[Data records]
#####

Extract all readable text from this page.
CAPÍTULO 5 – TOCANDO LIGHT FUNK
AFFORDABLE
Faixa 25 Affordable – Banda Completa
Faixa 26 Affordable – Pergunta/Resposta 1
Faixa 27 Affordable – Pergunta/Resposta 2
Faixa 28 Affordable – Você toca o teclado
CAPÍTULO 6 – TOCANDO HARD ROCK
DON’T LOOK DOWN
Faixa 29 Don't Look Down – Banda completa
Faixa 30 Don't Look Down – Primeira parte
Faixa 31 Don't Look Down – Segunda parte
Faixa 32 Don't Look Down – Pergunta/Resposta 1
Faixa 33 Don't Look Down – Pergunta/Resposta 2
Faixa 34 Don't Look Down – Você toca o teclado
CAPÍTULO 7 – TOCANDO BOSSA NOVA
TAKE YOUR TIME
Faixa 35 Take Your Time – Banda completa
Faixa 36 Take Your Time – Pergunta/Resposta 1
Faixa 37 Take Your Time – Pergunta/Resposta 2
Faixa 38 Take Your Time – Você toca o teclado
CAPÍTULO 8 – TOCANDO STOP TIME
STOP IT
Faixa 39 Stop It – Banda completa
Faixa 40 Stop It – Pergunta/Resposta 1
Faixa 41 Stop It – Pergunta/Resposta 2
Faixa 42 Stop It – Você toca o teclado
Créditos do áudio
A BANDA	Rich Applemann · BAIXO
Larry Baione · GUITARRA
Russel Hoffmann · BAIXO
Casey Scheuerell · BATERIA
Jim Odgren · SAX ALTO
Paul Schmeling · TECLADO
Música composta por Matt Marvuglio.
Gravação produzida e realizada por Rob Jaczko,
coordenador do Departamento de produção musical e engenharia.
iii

#####

• [Task to complete]:
Quote all the records exactly, please, leaving none out.

• [The result]:
Extract all readable text from this page.
CAPÍTULO 5 – TOCANDO LIGHT FUNK
AFFORDABLE
Faixa 25 Affordable – Banda Completa
Faixa 26 Affordable – Pergunta/Resposta 1
Faixa 27 Affordable – Pergunta/Resposta 2
Faixa 28 Affordable – Você toca o teclado
CAPÍTULO 6 – TOCANDO HARD ROCK
DON’T LOOK DOWN
Faixa 29 Don't Look Down – Banda completa
Faixa 30 Don't Look Down – Primeira parte
Faixa 31 Don't Look Down – Segunda parte
Faixa 32 Don't Look Down – Pergunta/Resposta 1
Faixa 33 Don't Look Down – Pergunta/Resposta 2
Faixa 34 Don't Look Down – Você toca o teclado
CAPÍTULO 7 – TOCANDO BOSSA NOVA
TAKE YOUR TIME
Faixa 35 Take Your Time – Banda completa
Faixa 36 Take Your Time – Pergunta/Resposta 1
Faixa 37 Take Your Time – Pergunta/Resposta 2
Faixa 38 Take Your Time – Você toca o teclado
CAPÍTULO 8 – TOCANDO STOP TIME
STOP IT
Faixa 39 Stop It – Banda completa
Faixa 40 Stop It – Pergunta/Resposta 1
Faixa 41 Stop It – Pergunta/Resposta 2
Faixa 42 Stop It – Você toca o teclado
Créditos do áudio
A BANDA	Rich Applemann · BAIXO
Larry Baione · GUITARRA
Russel Hoffmann · BAIXO
Casey Scheuerell · BATERIA
Jim Odgren · SAX ALTO
Paul Schmeling · TECLADO
Música composta por Matt Marvuglio.
Gravação produzida e realizada por Rob Jaczko,
coordenador do Departamento de produção musical e engenharia.
iii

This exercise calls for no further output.